• **EXERCISE**
Copy each line in the data that includes the word "this".

• **INPUT DATA**
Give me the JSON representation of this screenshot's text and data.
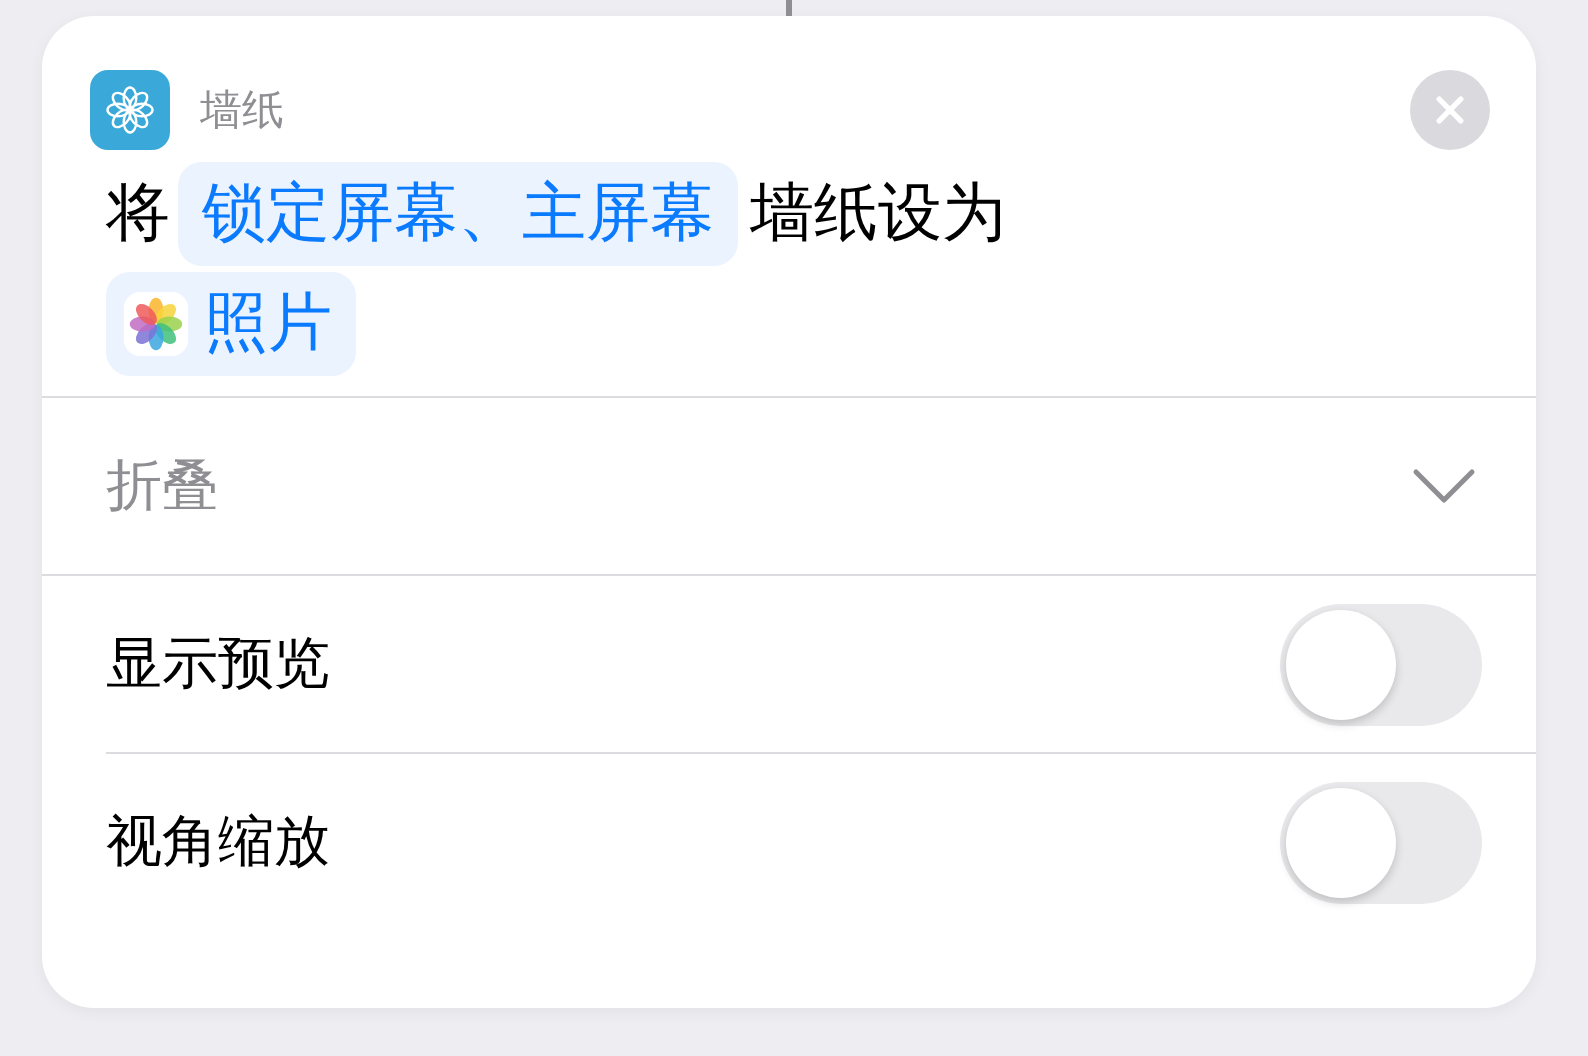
{
  "action": {
    "app": "墙纸",
    "sentence": [
      {
        "kind": "text",
        "text": "将"
      },
      {
        "kind": "token",
        "text": "锁定屏幕、主屏幕"
      },
      {
        "kind": "text",
        "text": "墙纸设为"
      },
      {
        "kind": "app-token",
        "text": "照片"
      }
    ],
    "collapse": {
      "label": "折叠"
    },
    "options": [
      {
        "label": "显示预览",
        "on": false
      },
      {
        "label": "视角缩放",
        "on": false
      }
    ]
  }
}
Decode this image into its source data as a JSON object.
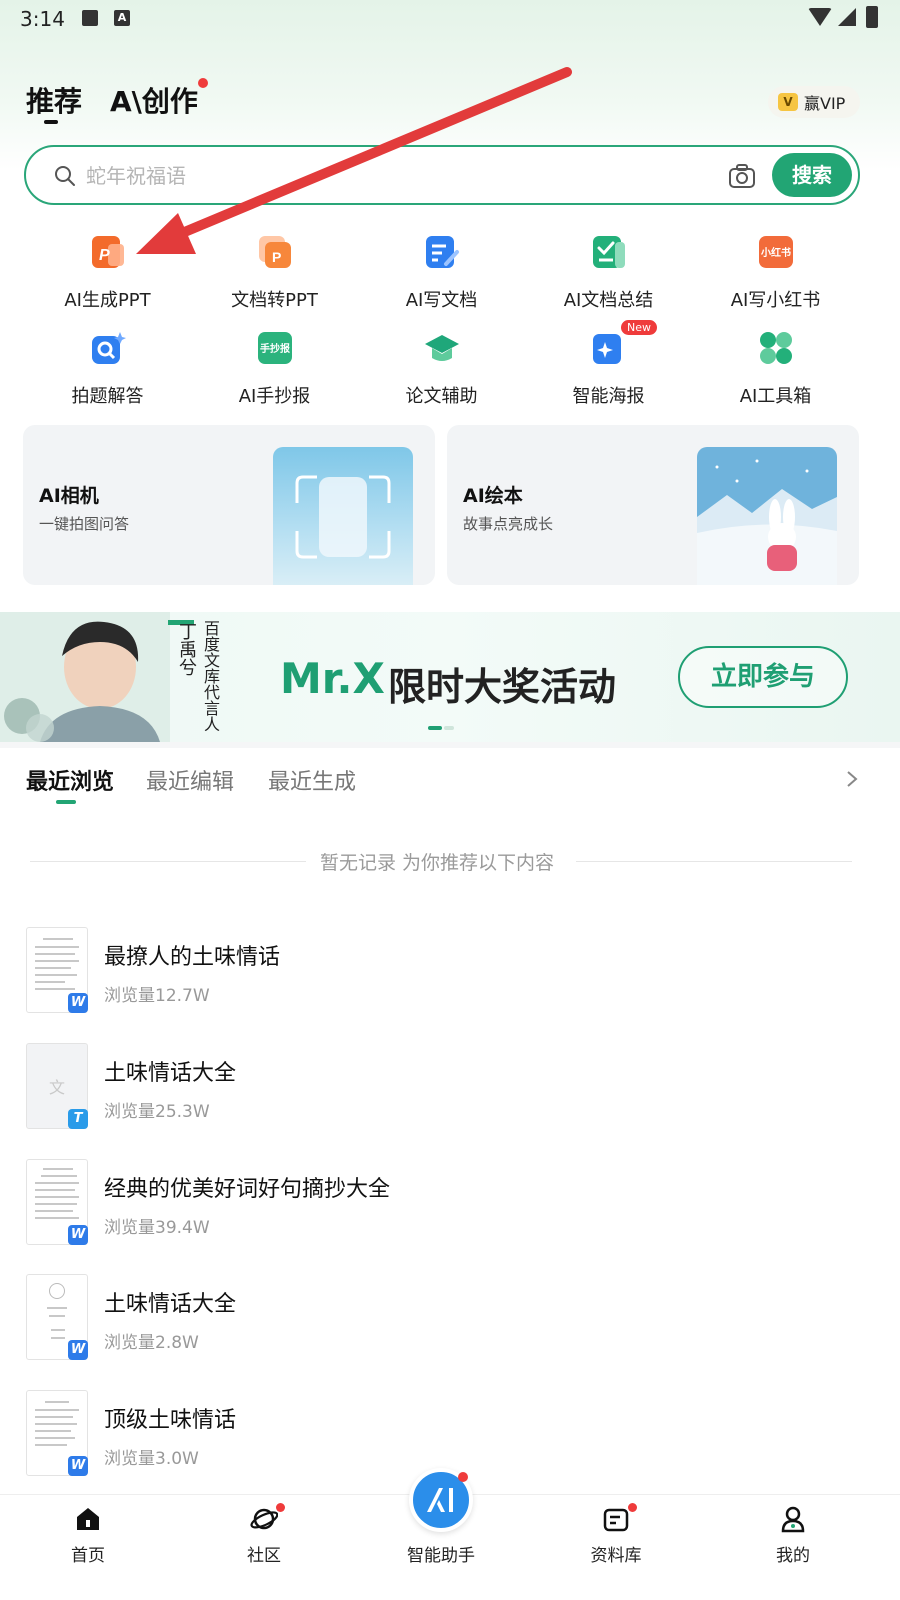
{
  "status_bar": {
    "time": "3:14"
  },
  "header": {
    "tab_recommend": "推荐",
    "tab_create": "创作",
    "tab_create_prefix": "A\\",
    "vip_badge": "V",
    "vip_label": "赢VIP"
  },
  "search": {
    "placeholder": "蛇年祝福语",
    "button_label": "搜索"
  },
  "tools": [
    {
      "label": "AI生成PPT",
      "icon": "ai-ppt-icon",
      "color": "#f36b2b"
    },
    {
      "label": "文档转PPT",
      "icon": "doc-to-ppt-icon",
      "color": "#f7873b"
    },
    {
      "label": "AI写文档",
      "icon": "ai-write-doc-icon",
      "color": "#2f7ff0"
    },
    {
      "label": "AI文档总结",
      "icon": "ai-doc-summary-icon",
      "color": "#23b07a"
    },
    {
      "label": "AI写小红书",
      "icon": "ai-xiaohongshu-icon",
      "color": "#f26b3a",
      "icon_text": "小红书"
    },
    {
      "label": "拍题解答",
      "icon": "photo-answer-icon",
      "color": "#2f7ff0"
    },
    {
      "label": "AI手抄报",
      "icon": "ai-handcopy-icon",
      "color": "#2bb37d",
      "icon_text": "手抄报"
    },
    {
      "label": "论文辅助",
      "icon": "thesis-assist-icon",
      "color": "#1fa77a"
    },
    {
      "label": "智能海报",
      "icon": "smart-poster-icon",
      "color": "#2f7ff0",
      "badge": "New"
    },
    {
      "label": "AI工具箱",
      "icon": "ai-toolbox-icon",
      "color": "#23b07a"
    }
  ],
  "cards": [
    {
      "title": "AI相机",
      "subtitle": "一键拍图问答"
    },
    {
      "title": "AI绘本",
      "subtitle": "故事点亮成长"
    }
  ],
  "banner": {
    "spokesperson": "丁禹兮",
    "role": "百度文库代言人",
    "brand": "Mr.X",
    "title": "限时大奖活动",
    "cta": "立即参与"
  },
  "recent": {
    "tabs": [
      "最近浏览",
      "最近编辑",
      "最近生成"
    ],
    "empty_text": "暂无记录 为你推荐以下内容"
  },
  "documents": [
    {
      "title": "最撩人的土味情话",
      "views": "浏览量12.7W",
      "badge": "W"
    },
    {
      "title": "土味情话大全",
      "views": "浏览量25.3W",
      "badge": "T",
      "thumb_text": "文"
    },
    {
      "title": "经典的优美好词好句摘抄大全",
      "views": "浏览量39.4W",
      "badge": "W"
    },
    {
      "title": "土味情话大全",
      "views": "浏览量2.8W",
      "badge": "W"
    },
    {
      "title": "顶级土味情话",
      "views": "浏览量3.0W",
      "badge": "W"
    }
  ],
  "bottom_nav": [
    {
      "label": "首页",
      "icon": "home-icon"
    },
    {
      "label": "社区",
      "icon": "planet-icon"
    },
    {
      "label": "智能助手",
      "icon": "assistant-icon"
    },
    {
      "label": "资料库",
      "icon": "library-icon"
    },
    {
      "label": "我的",
      "icon": "profile-icon"
    }
  ],
  "colors": {
    "accent": "#22a574",
    "vip_gold": "#f6c542",
    "alert_red": "#ef3b3b",
    "arrow_red": "#e23b3b"
  }
}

• **CORRECT ANSWER**
Give me the JSON representation of this screenshot's text and data.
Decode this image into its source data as a JSON object.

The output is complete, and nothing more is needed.